[Exercise description] Do not copy the pictures; transcribe all other material exactly.

Figure contents as structured data:

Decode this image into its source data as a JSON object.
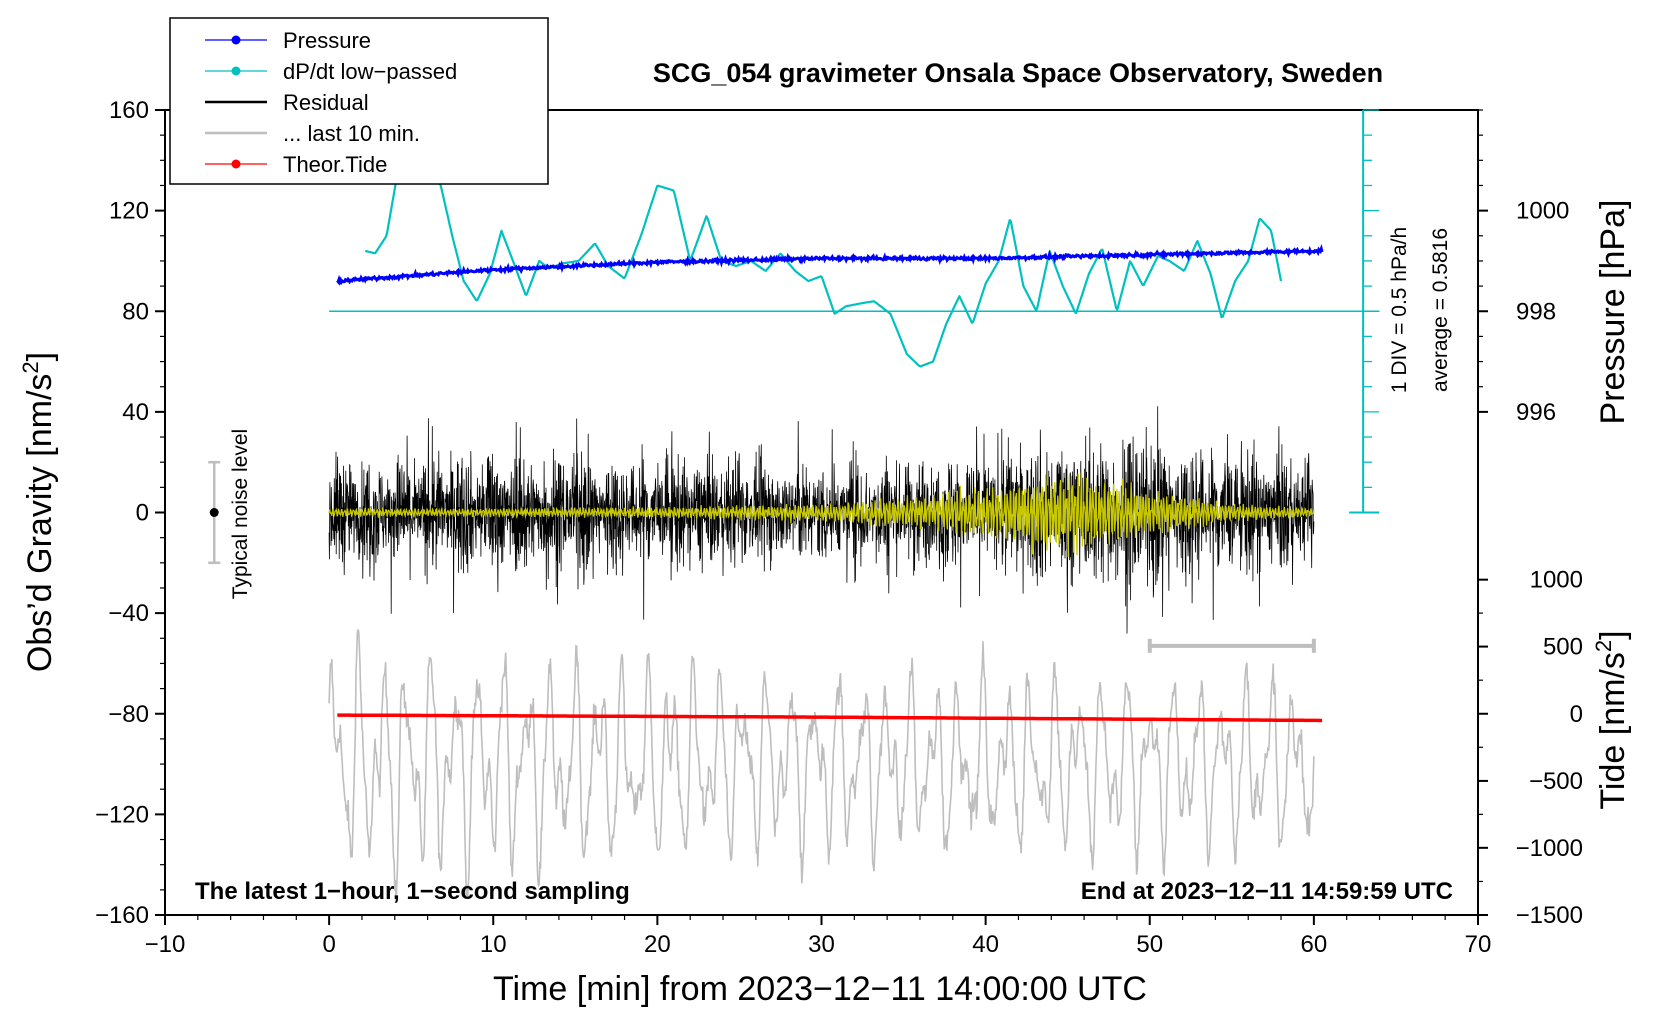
{
  "chart_data": {
    "type": "line",
    "title": "SCG_054 gravimeter Onsala Space Observatory, Sweden",
    "xlabel": "Time [min] from 2023−12−11 14:00:00 UTC",
    "ylabel_left": "Obs’d Gravity [nm/s",
    "ylabel_right_pressure": "Pressure [hPa]",
    "ylabel_right_tide": "Tide [nm/s",
    "superscript_2": "2",
    "close_bracket": "]",
    "xlim": [
      -10,
      70
    ],
    "ylim_gravity": [
      -160,
      160
    ],
    "x_ticks": [
      -10,
      0,
      10,
      20,
      30,
      40,
      50,
      60,
      70
    ],
    "x_tick_labels": [
      "−10",
      "0",
      "10",
      "20",
      "30",
      "40",
      "50",
      "60",
      "70"
    ],
    "y_ticks": [
      160,
      120,
      80,
      40,
      0,
      -40,
      -80,
      -120,
      -160
    ],
    "y_tick_labels": [
      "160",
      "120",
      "80",
      "40",
      "0",
      "−40",
      "−80",
      "−120",
      "−160"
    ],
    "pressure_ticks": [
      {
        "g": 120,
        "label": "1000"
      },
      {
        "g": 80,
        "label": "998"
      },
      {
        "g": 40,
        "label": "996"
      }
    ],
    "tide_ticks": [
      {
        "g": -26.7,
        "label": "1000"
      },
      {
        "g": -53.3,
        "label": "500"
      },
      {
        "g": -80,
        "label": "0"
      },
      {
        "g": -106.7,
        "label": "−500"
      },
      {
        "g": -133.3,
        "label": "−1000"
      },
      {
        "g": -160,
        "label": "−1500"
      }
    ],
    "legend": [
      {
        "label": "Pressure",
        "color": "#0000ff",
        "marker": true
      },
      {
        "label": "dP/dt low−passed",
        "color": "#00c0c0",
        "marker": true
      },
      {
        "label": "Residual",
        "color": "#000000",
        "marker": false
      },
      {
        "label": "... last 10 min.",
        "color": "#bebebe",
        "marker": false
      },
      {
        "label": "Theor.Tide",
        "color": "#ff0000",
        "marker": true
      }
    ],
    "annotations": {
      "noise_label": "Typical noise level",
      "noise_bar": {
        "x": -7,
        "center": 0,
        "half_range": 20
      },
      "scale_label": "1 DIV = 0.5 hPa/h",
      "average_label": "average = 0.5816",
      "dpdt_scale_x": 63,
      "dpdt_baseline_g": 80,
      "footer_left": "The latest 1−hour, 1−second sampling",
      "footer_right": "End at 2023−12−11 14:59:59 UTC",
      "last10_bracket": [
        50,
        60,
        -53
      ]
    },
    "series": [
      {
        "name": "Pressure",
        "color": "#0000ff",
        "unit": "g-equivalent",
        "x": [
          0.5,
          10,
          20,
          30,
          40,
          50,
          60.5
        ],
        "y": [
          92,
          96.5,
          99.5,
          101,
          101,
          102.5,
          104
        ]
      },
      {
        "name": "dP/dt low-passed",
        "color": "#00c0c0",
        "unit": "g-equivalent",
        "x": [
          2.2,
          2.8,
          3.5,
          4.3,
          5.0,
          5.8,
          6.8,
          7.5,
          8.2,
          9.0,
          9.8,
          10.5,
          11.2,
          12.0,
          12.8,
          13.4,
          14.2,
          15.2,
          16.2,
          17.0,
          18.0,
          19.0,
          20.0,
          21.0,
          22.0,
          23.0,
          23.9,
          24.8,
          25.7,
          26.6,
          27.5,
          28.4,
          29.2,
          30.0,
          30.8,
          31.5,
          32.3,
          33.2,
          34.2,
          35.2,
          36.0,
          36.8,
          37.6,
          38.4,
          39.2,
          40.0,
          40.8,
          41.5,
          42.3,
          43.1,
          43.9,
          44.7,
          45.5,
          46.3,
          47.1,
          48.0,
          48.8,
          49.6,
          50.5,
          51.2,
          52.1,
          52.9,
          53.7,
          54.4,
          55.2,
          56.0,
          56.7,
          57.4,
          58.0
        ],
        "y": [
          104,
          103,
          110,
          140,
          152,
          142,
          130,
          110,
          92,
          84,
          95,
          112,
          100,
          86,
          100,
          97,
          99,
          100,
          107,
          98,
          93,
          110,
          130,
          128,
          100,
          118,
          100,
          98,
          100,
          96,
          103,
          96,
          92,
          94,
          79,
          82,
          83,
          84,
          79,
          63,
          58,
          60,
          75,
          86,
          75,
          91,
          100,
          117,
          90,
          80,
          104,
          90,
          79,
          95,
          105,
          80,
          100,
          90,
          102,
          100,
          96,
          108,
          95,
          77,
          92,
          100,
          117,
          112,
          92
        ]
      },
      {
        "name": "Residual",
        "color": "#000000",
        "unit": "nm/s2",
        "x": [
          0,
          10,
          20,
          30,
          40,
          45,
          50,
          55,
          60
        ],
        "envelope": [
          35,
          40,
          38,
          33,
          40,
          48,
          52,
          42,
          35
        ]
      },
      {
        "name": "... last 10 min.",
        "color": "#bebebe",
        "unit": "nm/s2",
        "x": [
          0,
          30,
          60
        ],
        "y_center": [
          -100,
          -100,
          -100
        ],
        "amplitude": [
          40,
          30,
          30
        ]
      },
      {
        "name": "Theor.Tide",
        "color": "#ff0000",
        "unit": "nm/s2",
        "x": [
          0.5,
          30,
          60.5
        ],
        "y": [
          -10,
          -25,
          -50
        ]
      },
      {
        "name": "Residual filtered",
        "color": "#c8c800",
        "unit": "nm/s2",
        "x": [
          0,
          10,
          20,
          30,
          36,
          40,
          45,
          50,
          55,
          60
        ],
        "amplitude": [
          1.5,
          1.5,
          2,
          3,
          6,
          9,
          15,
          8,
          3,
          1.5
        ]
      }
    ]
  }
}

[Written reply]
Decode this image into its source data as a JSON object.
{
  "chart_data": {
    "type": "line",
    "title": "SCG_054 gravimeter Onsala Space Observatory, Sweden",
    "xlabel": "Time [min] from 2023−12−11 14:00:00 UTC",
    "ylabel_left": "Obs’d Gravity [nm/s",
    "ylabel_right_pressure": "Pressure [hPa]",
    "ylabel_right_tide": "Tide [nm/s",
    "superscript_2": "2",
    "close_bracket": "]",
    "xlim": [
      -10,
      70
    ],
    "ylim_gravity": [
      -160,
      160
    ],
    "x_ticks": [
      -10,
      0,
      10,
      20,
      30,
      40,
      50,
      60,
      70
    ],
    "x_tick_labels": [
      "−10",
      "0",
      "10",
      "20",
      "30",
      "40",
      "50",
      "60",
      "70"
    ],
    "y_ticks": [
      160,
      120,
      80,
      40,
      0,
      -40,
      -80,
      -120,
      -160
    ],
    "y_tick_labels": [
      "160",
      "120",
      "80",
      "40",
      "0",
      "−40",
      "−80",
      "−120",
      "−160"
    ],
    "pressure_ticks": [
      {
        "g": 120,
        "label": "1000"
      },
      {
        "g": 80,
        "label": "998"
      },
      {
        "g": 40,
        "label": "996"
      }
    ],
    "tide_ticks": [
      {
        "g": -26.7,
        "label": "1000"
      },
      {
        "g": -53.3,
        "label": "500"
      },
      {
        "g": -80,
        "label": "0"
      },
      {
        "g": -106.7,
        "label": "−500"
      },
      {
        "g": -133.3,
        "label": "−1000"
      },
      {
        "g": -160,
        "label": "−1500"
      }
    ],
    "legend": [
      {
        "label": "Pressure",
        "color": "#0000ff",
        "marker": true
      },
      {
        "label": "dP/dt low−passed",
        "color": "#00c0c0",
        "marker": true
      },
      {
        "label": "Residual",
        "color": "#000000",
        "marker": false
      },
      {
        "label": "... last 10 min.",
        "color": "#bebebe",
        "marker": false
      },
      {
        "label": "Theor.Tide",
        "color": "#ff0000",
        "marker": true
      }
    ],
    "annotations": {
      "noise_label": "Typical noise level",
      "noise_bar": {
        "x": -7,
        "center": 0,
        "half_range": 20
      },
      "scale_label": "1 DIV = 0.5 hPa/h",
      "average_label": "average = 0.5816",
      "dpdt_scale_x": 63,
      "dpdt_baseline_g": 80,
      "footer_left": "The latest 1−hour, 1−second sampling",
      "footer_right": "End at 2023−12−11 14:59:59 UTC",
      "last10_bracket": [
        50,
        60,
        -53
      ]
    },
    "series": [
      {
        "name": "Pressure",
        "color": "#0000ff",
        "unit": "g-equivalent",
        "x": [
          0.5,
          10,
          20,
          30,
          40,
          50,
          60.5
        ],
        "y": [
          92,
          96.5,
          99.5,
          101,
          101,
          102.5,
          104
        ]
      },
      {
        "name": "dP/dt low-passed",
        "color": "#00c0c0",
        "unit": "g-equivalent",
        "x": [
          2.2,
          2.8,
          3.5,
          4.3,
          5.0,
          5.8,
          6.8,
          7.5,
          8.2,
          9.0,
          9.8,
          10.5,
          11.2,
          12.0,
          12.8,
          13.4,
          14.2,
          15.2,
          16.2,
          17.0,
          18.0,
          19.0,
          20.0,
          21.0,
          22.0,
          23.0,
          23.9,
          24.8,
          25.7,
          26.6,
          27.5,
          28.4,
          29.2,
          30.0,
          30.8,
          31.5,
          32.3,
          33.2,
          34.2,
          35.2,
          36.0,
          36.8,
          37.6,
          38.4,
          39.2,
          40.0,
          40.8,
          41.5,
          42.3,
          43.1,
          43.9,
          44.7,
          45.5,
          46.3,
          47.1,
          48.0,
          48.8,
          49.6,
          50.5,
          51.2,
          52.1,
          52.9,
          53.7,
          54.4,
          55.2,
          56.0,
          56.7,
          57.4,
          58.0
        ],
        "y": [
          104,
          103,
          110,
          140,
          152,
          142,
          130,
          110,
          92,
          84,
          95,
          112,
          100,
          86,
          100,
          97,
          99,
          100,
          107,
          98,
          93,
          110,
          130,
          128,
          100,
          118,
          100,
          98,
          100,
          96,
          103,
          96,
          92,
          94,
          79,
          82,
          83,
          84,
          79,
          63,
          58,
          60,
          75,
          86,
          75,
          91,
          100,
          117,
          90,
          80,
          104,
          90,
          79,
          95,
          105,
          80,
          100,
          90,
          102,
          100,
          96,
          108,
          95,
          77,
          92,
          100,
          117,
          112,
          92
        ]
      },
      {
        "name": "Residual",
        "color": "#000000",
        "unit": "nm/s2",
        "x": [
          0,
          10,
          20,
          30,
          40,
          45,
          50,
          55,
          60
        ],
        "envelope": [
          35,
          40,
          38,
          33,
          40,
          48,
          52,
          42,
          35
        ]
      },
      {
        "name": "... last 10 min.",
        "color": "#bebebe",
        "unit": "nm/s2",
        "x": [
          0,
          30,
          60
        ],
        "y_center": [
          -100,
          -100,
          -100
        ],
        "amplitude": [
          40,
          30,
          30
        ]
      },
      {
        "name": "Theor.Tide",
        "color": "#ff0000",
        "unit": "nm/s2",
        "x": [
          0.5,
          30,
          60.5
        ],
        "y": [
          -10,
          -25,
          -50
        ]
      },
      {
        "name": "Residual filtered",
        "color": "#c8c800",
        "unit": "nm/s2",
        "x": [
          0,
          10,
          20,
          30,
          36,
          40,
          45,
          50,
          55,
          60
        ],
        "amplitude": [
          1.5,
          1.5,
          2,
          3,
          6,
          9,
          15,
          8,
          3,
          1.5
        ]
      }
    ]
  }
}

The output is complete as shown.